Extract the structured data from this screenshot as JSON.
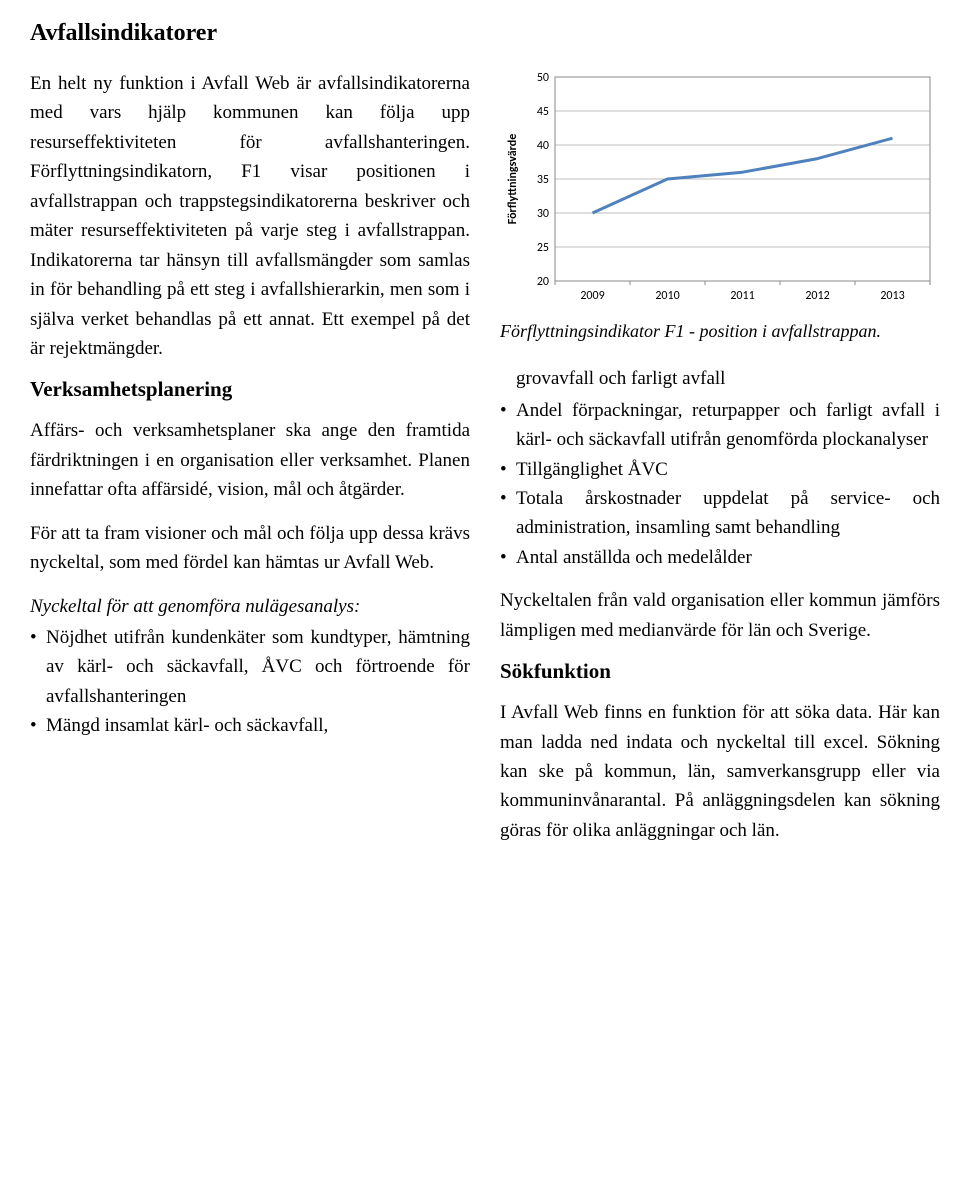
{
  "title": "Avfallsindikatorer",
  "left": {
    "p1": "En helt ny funktion i Avfall Web är avfallsindikatorerna med vars hjälp kommunen kan följa upp resurseffektiviteten för avfallshanteringen. Förflyttningsindikatorn, F1 visar positionen i avfallstrappan och trappstegsindikatorerna beskriver och mäter resurseffektiviteten på varje steg i avfallstrappan. Indikatorerna tar hänsyn till avfallsmängder som samlas in för behandling på ett steg i avfallshierarkin, men som i själva verket behandlas på ett annat. Ett exempel på det är rejektmängder.",
    "h_verksam": "Verksamhetsplanering",
    "p2": "Affärs- och verksamhetsplaner ska ange den framtida färdriktningen i en organisation eller verksamhet. Planen innefattar ofta affärsidé, vision, mål och åtgärder.",
    "p3": "För att ta fram visioner och mål och följa upp dessa krävs nyckeltal, som med fördel kan hämtas ur Avfall Web.",
    "nyckeltal_intro": "Nyckeltal för att genomföra nulägesanalys:",
    "bullets": [
      "Nöjdhet utifrån kundenkäter som kundtyper, hämtning av kärl- och säckavfall, ÅVC och förtroende för avfallshanteringen",
      "Mängd insamlat kärl- och säckavfall,"
    ]
  },
  "right": {
    "caption": "Förflyttningsindikator F1 - position i avfallstrappan.",
    "bullet_cont": "grovavfall och farligt avfall",
    "bullets2": [
      "Andel förpackningar, returpapper och farligt avfall i kärl- och säckavfall utifrån genomförda plockanalyser",
      "Tillgänglighet ÅVC",
      "Totala årskostnader uppdelat på service- och administration, insamling samt behandling",
      "Antal anställda och medelålder"
    ],
    "p4": "Nyckeltalen från vald organisation eller kommun jämförs lämpligen med medianvärde för län och Sverige.",
    "h_sok": "Sökfunktion",
    "p5": "I Avfall Web finns en funktion för att söka data. Här kan man ladda ned indata och nyckeltal till excel. Sökning kan ske på kommun, län, samverkansgrupp eller via kommuninvånarantal. På anläggningsdelen kan sökning göras för olika anläggningar och län."
  },
  "chart": {
    "type": "line",
    "ylabel": "Förflyttningsvärde",
    "categories": [
      "2009",
      "2010",
      "2011",
      "2012",
      "2013"
    ],
    "values": [
      30,
      35,
      36,
      38,
      41
    ],
    "ylim": [
      20,
      50
    ],
    "ytick_step": 5,
    "line_color": "#4f81bd",
    "line_width": 3,
    "background_color": "#ffffff",
    "grid_color": "#bfbfbf",
    "border_color": "#888888",
    "axis_fontsize": 12,
    "ylabel_fontsize": 12,
    "font_family": "Calibri, Arial, sans-serif"
  }
}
•••
Task brief | Omit the pictures and set down the records exactly.

Solution |
Extract the structured data from this screenshot as JSON.
{
  "title": "Avfallsindikatorer",
  "left": {
    "p1": "En helt ny funktion i Avfall Web är avfallsindikatorerna med vars hjälp kommunen kan följa upp resurseffektiviteten för avfallshanteringen. Förflyttningsindikatorn, F1 visar positionen i avfallstrappan och trappstegsindikatorerna beskriver och mäter resurseffektiviteten på varje steg i avfallstrappan. Indikatorerna tar hänsyn till avfallsmängder som samlas in för behandling på ett steg i avfallshierarkin, men som i själva verket behandlas på ett annat. Ett exempel på det är rejektmängder.",
    "h_verksam": "Verksamhetsplanering",
    "p2": "Affärs- och verksamhetsplaner ska ange den framtida färdriktningen i en organisation eller verksamhet. Planen innefattar ofta affärsidé, vision, mål och åtgärder.",
    "p3": "För att ta fram visioner och mål och följa upp dessa krävs nyckeltal, som med fördel kan hämtas ur Avfall Web.",
    "nyckeltal_intro": "Nyckeltal för att genomföra nulägesanalys:",
    "bullets": [
      "Nöjdhet utifrån kundenkäter som kundtyper, hämtning av kärl- och säckavfall, ÅVC och förtroende för avfallshanteringen",
      "Mängd insamlat kärl- och säckavfall,"
    ]
  },
  "right": {
    "caption": "Förflyttningsindikator F1 - position i avfallstrappan.",
    "bullet_cont": "grovavfall och farligt avfall",
    "bullets2": [
      "Andel förpackningar, returpapper och farligt avfall i kärl- och säckavfall utifrån genomförda plockanalyser",
      "Tillgänglighet ÅVC",
      "Totala årskostnader uppdelat på service- och administration, insamling samt behandling",
      "Antal anställda och medelålder"
    ],
    "p4": "Nyckeltalen från vald organisation eller kommun jämförs lämpligen med medianvärde för län och Sverige.",
    "h_sok": "Sökfunktion",
    "p5": "I Avfall Web finns en funktion för att söka data. Här kan man ladda ned indata och nyckeltal till excel. Sökning kan ske på kommun, län, samverkansgrupp eller via kommuninvånarantal. På anläggningsdelen kan sökning göras för olika anläggningar och län."
  },
  "chart": {
    "type": "line",
    "ylabel": "Förflyttningsvärde",
    "categories": [
      "2009",
      "2010",
      "2011",
      "2012",
      "2013"
    ],
    "values": [
      30,
      35,
      36,
      38,
      41
    ],
    "ylim": [
      20,
      50
    ],
    "ytick_step": 5,
    "line_color": "#4f81bd",
    "line_width": 3,
    "background_color": "#ffffff",
    "grid_color": "#bfbfbf",
    "border_color": "#888888",
    "axis_fontsize": 12,
    "ylabel_fontsize": 12,
    "font_family": "Calibri, Arial, sans-serif"
  }
}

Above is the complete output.